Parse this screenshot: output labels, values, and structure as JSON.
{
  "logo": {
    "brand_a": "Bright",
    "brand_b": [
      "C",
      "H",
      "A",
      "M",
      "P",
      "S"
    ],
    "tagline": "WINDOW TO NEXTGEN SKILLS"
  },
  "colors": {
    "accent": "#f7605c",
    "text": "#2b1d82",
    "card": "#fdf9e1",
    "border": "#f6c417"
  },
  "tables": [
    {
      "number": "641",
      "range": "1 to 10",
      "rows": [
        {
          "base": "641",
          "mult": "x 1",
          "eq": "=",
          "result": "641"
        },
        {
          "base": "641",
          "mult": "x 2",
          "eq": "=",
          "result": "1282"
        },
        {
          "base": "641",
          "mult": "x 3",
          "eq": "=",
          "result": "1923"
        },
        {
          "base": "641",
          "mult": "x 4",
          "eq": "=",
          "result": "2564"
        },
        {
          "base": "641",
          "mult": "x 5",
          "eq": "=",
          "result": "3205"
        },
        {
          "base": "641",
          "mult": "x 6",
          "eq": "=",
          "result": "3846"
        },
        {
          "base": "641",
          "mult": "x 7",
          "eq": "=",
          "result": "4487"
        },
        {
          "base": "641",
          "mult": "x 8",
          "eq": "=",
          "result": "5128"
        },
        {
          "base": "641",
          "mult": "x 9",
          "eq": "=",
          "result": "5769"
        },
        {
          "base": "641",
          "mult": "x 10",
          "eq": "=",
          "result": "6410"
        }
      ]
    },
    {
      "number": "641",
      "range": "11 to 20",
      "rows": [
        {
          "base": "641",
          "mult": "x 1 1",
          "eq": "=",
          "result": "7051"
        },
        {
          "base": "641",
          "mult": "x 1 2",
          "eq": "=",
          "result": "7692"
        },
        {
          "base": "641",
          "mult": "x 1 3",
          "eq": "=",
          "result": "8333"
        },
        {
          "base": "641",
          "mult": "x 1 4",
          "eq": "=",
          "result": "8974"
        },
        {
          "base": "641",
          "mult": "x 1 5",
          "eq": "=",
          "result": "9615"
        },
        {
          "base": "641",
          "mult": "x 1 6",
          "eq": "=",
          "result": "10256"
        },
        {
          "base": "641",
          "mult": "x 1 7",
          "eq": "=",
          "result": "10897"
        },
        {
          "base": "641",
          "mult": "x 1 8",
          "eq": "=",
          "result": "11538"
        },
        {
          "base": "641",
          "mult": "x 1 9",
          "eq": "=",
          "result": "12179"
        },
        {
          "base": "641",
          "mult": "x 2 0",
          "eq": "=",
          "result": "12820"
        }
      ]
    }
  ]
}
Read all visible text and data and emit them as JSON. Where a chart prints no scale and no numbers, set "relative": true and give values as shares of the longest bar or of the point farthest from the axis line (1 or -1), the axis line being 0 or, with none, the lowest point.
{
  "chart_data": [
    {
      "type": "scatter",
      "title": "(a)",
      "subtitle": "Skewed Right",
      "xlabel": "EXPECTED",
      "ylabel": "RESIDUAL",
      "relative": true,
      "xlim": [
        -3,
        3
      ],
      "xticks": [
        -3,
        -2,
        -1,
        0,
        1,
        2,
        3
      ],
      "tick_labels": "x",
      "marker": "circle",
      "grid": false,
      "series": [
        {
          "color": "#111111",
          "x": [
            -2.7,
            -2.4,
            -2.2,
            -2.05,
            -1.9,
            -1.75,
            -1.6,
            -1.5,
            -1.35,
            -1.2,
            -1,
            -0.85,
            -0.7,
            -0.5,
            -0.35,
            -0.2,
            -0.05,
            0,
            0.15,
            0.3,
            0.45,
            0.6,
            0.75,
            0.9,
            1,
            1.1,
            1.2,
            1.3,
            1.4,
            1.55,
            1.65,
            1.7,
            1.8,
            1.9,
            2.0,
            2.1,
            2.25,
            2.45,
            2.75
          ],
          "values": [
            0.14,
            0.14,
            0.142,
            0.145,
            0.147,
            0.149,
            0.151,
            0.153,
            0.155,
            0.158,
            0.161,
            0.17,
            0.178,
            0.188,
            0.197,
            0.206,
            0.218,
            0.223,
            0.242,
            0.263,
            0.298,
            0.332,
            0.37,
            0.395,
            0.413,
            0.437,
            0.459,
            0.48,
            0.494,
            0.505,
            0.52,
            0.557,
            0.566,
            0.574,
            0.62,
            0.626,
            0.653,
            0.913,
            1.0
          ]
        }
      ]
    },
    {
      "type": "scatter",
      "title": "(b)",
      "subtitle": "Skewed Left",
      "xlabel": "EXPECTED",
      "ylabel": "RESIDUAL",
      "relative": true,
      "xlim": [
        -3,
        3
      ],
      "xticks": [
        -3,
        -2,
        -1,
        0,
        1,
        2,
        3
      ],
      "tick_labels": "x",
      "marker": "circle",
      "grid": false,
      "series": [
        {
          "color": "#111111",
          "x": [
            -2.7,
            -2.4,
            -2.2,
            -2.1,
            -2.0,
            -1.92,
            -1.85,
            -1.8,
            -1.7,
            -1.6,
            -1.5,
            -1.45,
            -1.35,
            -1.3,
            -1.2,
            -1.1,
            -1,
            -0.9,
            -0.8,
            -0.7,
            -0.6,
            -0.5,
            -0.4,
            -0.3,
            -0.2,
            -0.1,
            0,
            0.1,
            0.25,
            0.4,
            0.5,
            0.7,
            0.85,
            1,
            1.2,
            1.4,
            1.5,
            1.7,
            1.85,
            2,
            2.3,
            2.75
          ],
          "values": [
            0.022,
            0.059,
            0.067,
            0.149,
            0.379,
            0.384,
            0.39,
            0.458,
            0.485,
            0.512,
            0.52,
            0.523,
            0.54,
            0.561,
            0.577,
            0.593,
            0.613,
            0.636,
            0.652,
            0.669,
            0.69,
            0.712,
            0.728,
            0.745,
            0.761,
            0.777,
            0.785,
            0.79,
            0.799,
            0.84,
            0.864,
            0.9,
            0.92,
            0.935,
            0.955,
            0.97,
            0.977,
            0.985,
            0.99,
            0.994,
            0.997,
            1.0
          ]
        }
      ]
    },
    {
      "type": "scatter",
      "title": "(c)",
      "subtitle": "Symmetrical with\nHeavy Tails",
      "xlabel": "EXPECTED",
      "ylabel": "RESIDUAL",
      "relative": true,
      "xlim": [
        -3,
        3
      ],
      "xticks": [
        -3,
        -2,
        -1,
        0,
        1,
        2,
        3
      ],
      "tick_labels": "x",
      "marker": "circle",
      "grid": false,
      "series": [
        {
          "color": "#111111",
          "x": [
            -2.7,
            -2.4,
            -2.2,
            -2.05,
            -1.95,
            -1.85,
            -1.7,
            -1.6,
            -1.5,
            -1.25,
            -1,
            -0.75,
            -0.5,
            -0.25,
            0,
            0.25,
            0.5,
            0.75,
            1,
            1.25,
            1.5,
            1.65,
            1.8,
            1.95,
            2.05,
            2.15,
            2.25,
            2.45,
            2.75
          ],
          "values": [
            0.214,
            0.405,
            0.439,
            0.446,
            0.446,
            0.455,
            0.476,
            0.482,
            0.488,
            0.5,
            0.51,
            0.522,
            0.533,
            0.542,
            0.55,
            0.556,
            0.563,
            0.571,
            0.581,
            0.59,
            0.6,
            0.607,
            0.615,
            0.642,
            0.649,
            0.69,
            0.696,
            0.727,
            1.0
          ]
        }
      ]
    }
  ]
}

***

◆ YOUR OBJECTIVE: Return all of the entries exactly as they were supplied.

◆ ANSWER TO THE TASK:
Parse this screenshot: output labels, values, and structure as JSON.
{
  "logo": {
    "brand_a": "Bright",
    "brand_b": [
      "C",
      "H",
      "A",
      "M",
      "P",
      "S"
    ],
    "tagline": "WINDOW TO NEXTGEN SKILLS"
  },
  "colors": {
    "accent": "#f7605c",
    "text": "#2b1d82",
    "card": "#fdf9e1",
    "border": "#f6c417"
  },
  "tables": [
    {
      "number": "641",
      "range": "1 to 10",
      "rows": [
        {
          "base": "641",
          "mult": "x 1",
          "eq": "=",
          "result": "641"
        },
        {
          "base": "641",
          "mult": "x 2",
          "eq": "=",
          "result": "1282"
        },
        {
          "base": "641",
          "mult": "x 3",
          "eq": "=",
          "result": "1923"
        },
        {
          "base": "641",
          "mult": "x 4",
          "eq": "=",
          "result": "2564"
        },
        {
          "base": "641",
          "mult": "x 5",
          "eq": "=",
          "result": "3205"
        },
        {
          "base": "641",
          "mult": "x 6",
          "eq": "=",
          "result": "3846"
        },
        {
          "base": "641",
          "mult": "x 7",
          "eq": "=",
          "result": "4487"
        },
        {
          "base": "641",
          "mult": "x 8",
          "eq": "=",
          "result": "5128"
        },
        {
          "base": "641",
          "mult": "x 9",
          "eq": "=",
          "result": "5769"
        },
        {
          "base": "641",
          "mult": "x 10",
          "eq": "=",
          "result": "6410"
        }
      ]
    },
    {
      "number": "641",
      "range": "11 to 20",
      "rows": [
        {
          "base": "641",
          "mult": "x 1 1",
          "eq": "=",
          "result": "7051"
        },
        {
          "base": "641",
          "mult": "x 1 2",
          "eq": "=",
          "result": "7692"
        },
        {
          "base": "641",
          "mult": "x 1 3",
          "eq": "=",
          "result": "8333"
        },
        {
          "base": "641",
          "mult": "x 1 4",
          "eq": "=",
          "result": "8974"
        },
        {
          "base": "641",
          "mult": "x 1 5",
          "eq": "=",
          "result": "9615"
        },
        {
          "base": "641",
          "mult": "x 1 6",
          "eq": "=",
          "result": "10256"
        },
        {
          "base": "641",
          "mult": "x 1 7",
          "eq": "=",
          "result": "10897"
        },
        {
          "base": "641",
          "mult": "x 1 8",
          "eq": "=",
          "result": "11538"
        },
        {
          "base": "641",
          "mult": "x 1 9",
          "eq": "=",
          "result": "12179"
        },
        {
          "base": "641",
          "mult": "x 2 0",
          "eq": "=",
          "result": "12820"
        }
      ]
    }
  ]
}
Read all visible text and data and emit them as JSON. Where a chart prints no scale and no numbers, set "relative": true and give values as shares of the longest bar or of the point farthest from the axis line (1 or -1), the axis line being 0 or, with none, the lowest point.
{
  "chart_data": [
    {
      "type": "scatter",
      "title": "(a)",
      "subtitle": "Skewed Right",
      "xlabel": "EXPECTED",
      "ylabel": "RESIDUAL",
      "relative": true,
      "xlim": [
        -3,
        3
      ],
      "xticks": [
        -3,
        -2,
        -1,
        0,
        1,
        2,
        3
      ],
      "tick_labels": "x",
      "marker": "circle",
      "grid": false,
      "series": [
        {
          "color": "#111111",
          "x": [
            -2.7,
            -2.4,
            -2.2,
            -2.05,
            -1.9,
            -1.75,
            -1.6,
            -1.5,
            -1.35,
            -1.2,
            -1,
            -0.85,
            -0.7,
            -0.5,
            -0.35,
            -0.2,
            -0.05,
            0,
            0.15,
            0.3,
            0.45,
            0.6,
            0.75,
            0.9,
            1,
            1.1,
            1.2,
            1.3,
            1.4,
            1.55,
            1.65,
            1.7,
            1.8,
            1.9,
            2.0,
            2.1,
            2.25,
            2.45,
            2.75
          ],
          "values": [
            0.14,
            0.14,
            0.142,
            0.145,
            0.147,
            0.149,
            0.151,
            0.153,
            0.155,
            0.158,
            0.161,
            0.17,
            0.178,
            0.188,
            0.197,
            0.206,
            0.218,
            0.223,
            0.242,
            0.263,
            0.298,
            0.332,
            0.37,
            0.395,
            0.413,
            0.437,
            0.459,
            0.48,
            0.494,
            0.505,
            0.52,
            0.557,
            0.566,
            0.574,
            0.62,
            0.626,
            0.653,
            0.913,
            1.0
          ]
        }
      ]
    },
    {
      "type": "scatter",
      "title": "(b)",
      "subtitle": "Skewed Left",
      "xlabel": "EXPECTED",
      "ylabel": "RESIDUAL",
      "relative": true,
      "xlim": [
        -3,
        3
      ],
      "xticks": [
        -3,
        -2,
        -1,
        0,
        1,
        2,
        3
      ],
      "tick_labels": "x",
      "marker": "circle",
      "grid": false,
      "series": [
        {
          "color": "#111111",
          "x": [
            -2.7,
            -2.4,
            -2.2,
            -2.1,
            -2.0,
            -1.92,
            -1.85,
            -1.8,
            -1.7,
            -1.6,
            -1.5,
            -1.45,
            -1.35,
            -1.3,
            -1.2,
            -1.1,
            -1,
            -0.9,
            -0.8,
            -0.7,
            -0.6,
            -0.5,
            -0.4,
            -0.3,
            -0.2,
            -0.1,
            0,
            0.1,
            0.25,
            0.4,
            0.5,
            0.7,
            0.85,
            1,
            1.2,
            1.4,
            1.5,
            1.7,
            1.85,
            2,
            2.3,
            2.75
          ],
          "values": [
            0.022,
            0.059,
            0.067,
            0.149,
            0.379,
            0.384,
            0.39,
            0.458,
            0.485,
            0.512,
            0.52,
            0.523,
            0.54,
            0.561,
            0.577,
            0.593,
            0.613,
            0.636,
            0.652,
            0.669,
            0.69,
            0.712,
            0.728,
            0.745,
            0.761,
            0.777,
            0.785,
            0.79,
            0.799,
            0.84,
            0.864,
            0.9,
            0.92,
            0.935,
            0.955,
            0.97,
            0.977,
            0.985,
            0.99,
            0.994,
            0.997,
            1.0
          ]
        }
      ]
    },
    {
      "type": "scatter",
      "title": "(c)",
      "subtitle": "Symmetrical with\nHeavy Tails",
      "xlabel": "EXPECTED",
      "ylabel": "RESIDUAL",
      "relative": true,
      "xlim": [
        -3,
        3
      ],
      "xticks": [
        -3,
        -2,
        -1,
        0,
        1,
        2,
        3
      ],
      "tick_labels": "x",
      "marker": "circle",
      "grid": false,
      "series": [
        {
          "color": "#111111",
          "x": [
            -2.7,
            -2.4,
            -2.2,
            -2.05,
            -1.95,
            -1.85,
            -1.7,
            -1.6,
            -1.5,
            -1.25,
            -1,
            -0.75,
            -0.5,
            -0.25,
            0,
            0.25,
            0.5,
            0.75,
            1,
            1.25,
            1.5,
            1.65,
            1.8,
            1.95,
            2.05,
            2.15,
            2.25,
            2.45,
            2.75
          ],
          "values": [
            0.214,
            0.405,
            0.439,
            0.446,
            0.446,
            0.455,
            0.476,
            0.482,
            0.488,
            0.5,
            0.51,
            0.522,
            0.533,
            0.542,
            0.55,
            0.556,
            0.563,
            0.571,
            0.581,
            0.59,
            0.6,
            0.607,
            0.615,
            0.642,
            0.649,
            0.69,
            0.696,
            0.727,
            1.0
          ]
        }
      ]
    }
  ]
}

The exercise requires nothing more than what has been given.